Data excerpts>
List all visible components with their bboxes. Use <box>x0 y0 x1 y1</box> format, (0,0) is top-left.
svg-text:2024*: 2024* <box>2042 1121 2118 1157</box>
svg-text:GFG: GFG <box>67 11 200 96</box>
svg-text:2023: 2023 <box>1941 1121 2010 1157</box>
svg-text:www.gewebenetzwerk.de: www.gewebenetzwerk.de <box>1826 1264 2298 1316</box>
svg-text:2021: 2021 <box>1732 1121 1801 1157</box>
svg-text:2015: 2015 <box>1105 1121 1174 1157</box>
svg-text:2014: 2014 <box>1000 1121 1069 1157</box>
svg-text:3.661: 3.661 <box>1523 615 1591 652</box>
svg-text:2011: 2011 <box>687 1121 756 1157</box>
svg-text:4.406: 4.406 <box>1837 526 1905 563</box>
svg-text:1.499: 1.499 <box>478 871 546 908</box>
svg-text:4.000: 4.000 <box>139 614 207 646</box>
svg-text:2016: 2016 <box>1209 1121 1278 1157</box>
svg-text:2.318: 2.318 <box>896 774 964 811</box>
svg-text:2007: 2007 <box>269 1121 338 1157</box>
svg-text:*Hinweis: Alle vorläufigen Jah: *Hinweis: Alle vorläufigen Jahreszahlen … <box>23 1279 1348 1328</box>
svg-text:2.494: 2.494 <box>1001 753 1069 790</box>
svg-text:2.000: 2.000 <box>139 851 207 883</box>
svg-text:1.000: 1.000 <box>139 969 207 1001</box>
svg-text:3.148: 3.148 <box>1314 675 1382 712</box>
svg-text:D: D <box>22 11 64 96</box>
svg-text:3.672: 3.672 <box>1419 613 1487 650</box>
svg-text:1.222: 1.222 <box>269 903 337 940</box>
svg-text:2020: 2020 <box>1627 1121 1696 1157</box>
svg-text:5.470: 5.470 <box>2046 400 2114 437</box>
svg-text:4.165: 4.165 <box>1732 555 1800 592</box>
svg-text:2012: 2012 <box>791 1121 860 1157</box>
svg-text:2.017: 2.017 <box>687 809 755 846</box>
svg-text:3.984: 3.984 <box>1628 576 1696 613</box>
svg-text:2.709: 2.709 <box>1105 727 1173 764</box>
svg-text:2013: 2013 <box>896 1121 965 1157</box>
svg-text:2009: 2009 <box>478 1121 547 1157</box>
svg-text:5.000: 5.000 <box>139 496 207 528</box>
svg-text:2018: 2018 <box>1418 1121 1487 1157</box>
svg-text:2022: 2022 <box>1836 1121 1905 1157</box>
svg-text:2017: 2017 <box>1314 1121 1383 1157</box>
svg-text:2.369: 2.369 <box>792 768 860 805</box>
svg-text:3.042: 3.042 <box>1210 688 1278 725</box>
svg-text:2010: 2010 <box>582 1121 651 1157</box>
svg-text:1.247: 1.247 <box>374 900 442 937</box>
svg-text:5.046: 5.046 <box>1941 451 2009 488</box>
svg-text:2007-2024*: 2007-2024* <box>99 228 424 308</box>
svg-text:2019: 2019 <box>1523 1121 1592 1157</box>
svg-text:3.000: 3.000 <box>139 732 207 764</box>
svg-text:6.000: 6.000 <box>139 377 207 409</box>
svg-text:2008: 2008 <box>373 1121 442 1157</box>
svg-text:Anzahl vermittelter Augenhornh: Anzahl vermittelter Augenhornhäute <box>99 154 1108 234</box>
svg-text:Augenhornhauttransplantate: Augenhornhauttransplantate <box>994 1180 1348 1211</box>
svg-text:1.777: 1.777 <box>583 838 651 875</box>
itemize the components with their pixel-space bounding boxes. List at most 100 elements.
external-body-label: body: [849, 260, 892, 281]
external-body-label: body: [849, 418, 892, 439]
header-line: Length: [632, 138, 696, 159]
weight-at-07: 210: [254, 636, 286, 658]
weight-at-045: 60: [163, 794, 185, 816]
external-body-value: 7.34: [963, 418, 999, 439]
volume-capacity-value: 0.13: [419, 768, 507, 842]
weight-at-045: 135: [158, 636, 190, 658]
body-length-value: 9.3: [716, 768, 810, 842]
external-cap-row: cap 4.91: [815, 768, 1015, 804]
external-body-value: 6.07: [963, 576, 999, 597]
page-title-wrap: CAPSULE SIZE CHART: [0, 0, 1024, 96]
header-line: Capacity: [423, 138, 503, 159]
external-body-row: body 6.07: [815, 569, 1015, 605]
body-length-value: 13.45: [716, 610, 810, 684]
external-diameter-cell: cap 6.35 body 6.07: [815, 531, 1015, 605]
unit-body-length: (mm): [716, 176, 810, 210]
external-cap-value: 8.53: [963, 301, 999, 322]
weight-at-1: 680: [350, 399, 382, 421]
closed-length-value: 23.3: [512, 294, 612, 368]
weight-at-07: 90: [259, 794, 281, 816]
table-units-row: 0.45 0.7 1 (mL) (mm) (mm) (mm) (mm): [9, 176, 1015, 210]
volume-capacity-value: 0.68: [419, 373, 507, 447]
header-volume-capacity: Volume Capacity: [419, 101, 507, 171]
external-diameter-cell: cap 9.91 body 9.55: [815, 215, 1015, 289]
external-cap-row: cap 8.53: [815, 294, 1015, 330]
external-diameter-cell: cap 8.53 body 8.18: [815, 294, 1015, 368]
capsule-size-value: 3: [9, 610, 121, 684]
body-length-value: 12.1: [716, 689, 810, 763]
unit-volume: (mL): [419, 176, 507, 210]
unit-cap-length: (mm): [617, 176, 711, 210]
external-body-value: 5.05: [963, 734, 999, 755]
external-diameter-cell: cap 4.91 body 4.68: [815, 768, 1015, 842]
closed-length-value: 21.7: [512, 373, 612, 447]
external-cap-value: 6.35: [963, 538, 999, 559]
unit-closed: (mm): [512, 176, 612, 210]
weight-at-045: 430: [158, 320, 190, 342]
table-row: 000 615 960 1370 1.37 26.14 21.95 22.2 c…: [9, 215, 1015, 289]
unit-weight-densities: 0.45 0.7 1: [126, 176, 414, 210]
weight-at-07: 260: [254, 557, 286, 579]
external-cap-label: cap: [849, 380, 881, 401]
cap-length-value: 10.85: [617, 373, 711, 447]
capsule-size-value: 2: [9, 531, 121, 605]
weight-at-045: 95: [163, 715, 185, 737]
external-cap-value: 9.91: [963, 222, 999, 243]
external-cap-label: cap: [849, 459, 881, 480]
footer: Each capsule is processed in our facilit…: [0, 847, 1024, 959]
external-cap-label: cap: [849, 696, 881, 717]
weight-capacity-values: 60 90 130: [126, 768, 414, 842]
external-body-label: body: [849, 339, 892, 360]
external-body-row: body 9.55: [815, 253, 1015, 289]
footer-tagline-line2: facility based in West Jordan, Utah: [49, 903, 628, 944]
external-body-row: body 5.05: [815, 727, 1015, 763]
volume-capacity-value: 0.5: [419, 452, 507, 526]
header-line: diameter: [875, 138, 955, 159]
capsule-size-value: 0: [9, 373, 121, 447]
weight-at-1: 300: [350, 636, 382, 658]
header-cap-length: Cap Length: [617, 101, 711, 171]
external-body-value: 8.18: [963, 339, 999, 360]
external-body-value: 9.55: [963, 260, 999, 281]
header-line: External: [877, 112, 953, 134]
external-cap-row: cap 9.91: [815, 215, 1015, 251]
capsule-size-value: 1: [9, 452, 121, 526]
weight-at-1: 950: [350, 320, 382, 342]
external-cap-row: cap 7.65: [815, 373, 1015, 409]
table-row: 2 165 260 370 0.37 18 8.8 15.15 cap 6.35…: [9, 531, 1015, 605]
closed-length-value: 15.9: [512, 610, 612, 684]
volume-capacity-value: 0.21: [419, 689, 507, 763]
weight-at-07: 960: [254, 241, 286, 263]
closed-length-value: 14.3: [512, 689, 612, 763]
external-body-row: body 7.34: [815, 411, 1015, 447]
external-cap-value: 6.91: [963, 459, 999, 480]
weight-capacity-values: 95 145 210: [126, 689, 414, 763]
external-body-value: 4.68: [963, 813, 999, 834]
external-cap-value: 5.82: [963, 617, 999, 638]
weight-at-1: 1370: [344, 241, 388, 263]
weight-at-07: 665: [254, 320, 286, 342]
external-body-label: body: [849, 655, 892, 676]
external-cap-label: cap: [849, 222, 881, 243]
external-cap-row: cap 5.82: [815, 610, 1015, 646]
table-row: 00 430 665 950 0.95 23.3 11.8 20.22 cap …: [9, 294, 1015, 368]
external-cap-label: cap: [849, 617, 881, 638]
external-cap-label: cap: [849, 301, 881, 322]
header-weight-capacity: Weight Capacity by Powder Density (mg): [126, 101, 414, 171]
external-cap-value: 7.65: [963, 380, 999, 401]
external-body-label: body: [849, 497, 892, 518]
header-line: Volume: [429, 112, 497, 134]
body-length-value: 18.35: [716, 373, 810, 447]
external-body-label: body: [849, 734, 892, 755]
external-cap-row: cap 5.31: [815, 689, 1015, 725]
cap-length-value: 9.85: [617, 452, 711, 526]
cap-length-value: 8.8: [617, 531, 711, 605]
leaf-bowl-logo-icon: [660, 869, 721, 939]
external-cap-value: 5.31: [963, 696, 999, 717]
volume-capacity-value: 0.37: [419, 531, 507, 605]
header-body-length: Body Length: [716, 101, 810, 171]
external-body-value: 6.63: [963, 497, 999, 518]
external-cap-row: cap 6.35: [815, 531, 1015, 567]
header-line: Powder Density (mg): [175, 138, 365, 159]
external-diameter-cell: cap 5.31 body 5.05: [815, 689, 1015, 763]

Brief> Gather every line of the listing above that contains the string "cell", matching case exactly, and copy each of those lines out in full.

Response to this exercise>
external-diameter-cell: cap 6.35 body 6.07: [815, 531, 1015, 605]
external-diameter-cell: cap 9.91 body 9.55: [815, 215, 1015, 289]
external-diameter-cell: cap 8.53 body 8.18: [815, 294, 1015, 368]
external-diameter-cell: cap 4.91 body 4.68: [815, 768, 1015, 842]
external-diameter-cell: cap 5.31 body 5.05: [815, 689, 1015, 763]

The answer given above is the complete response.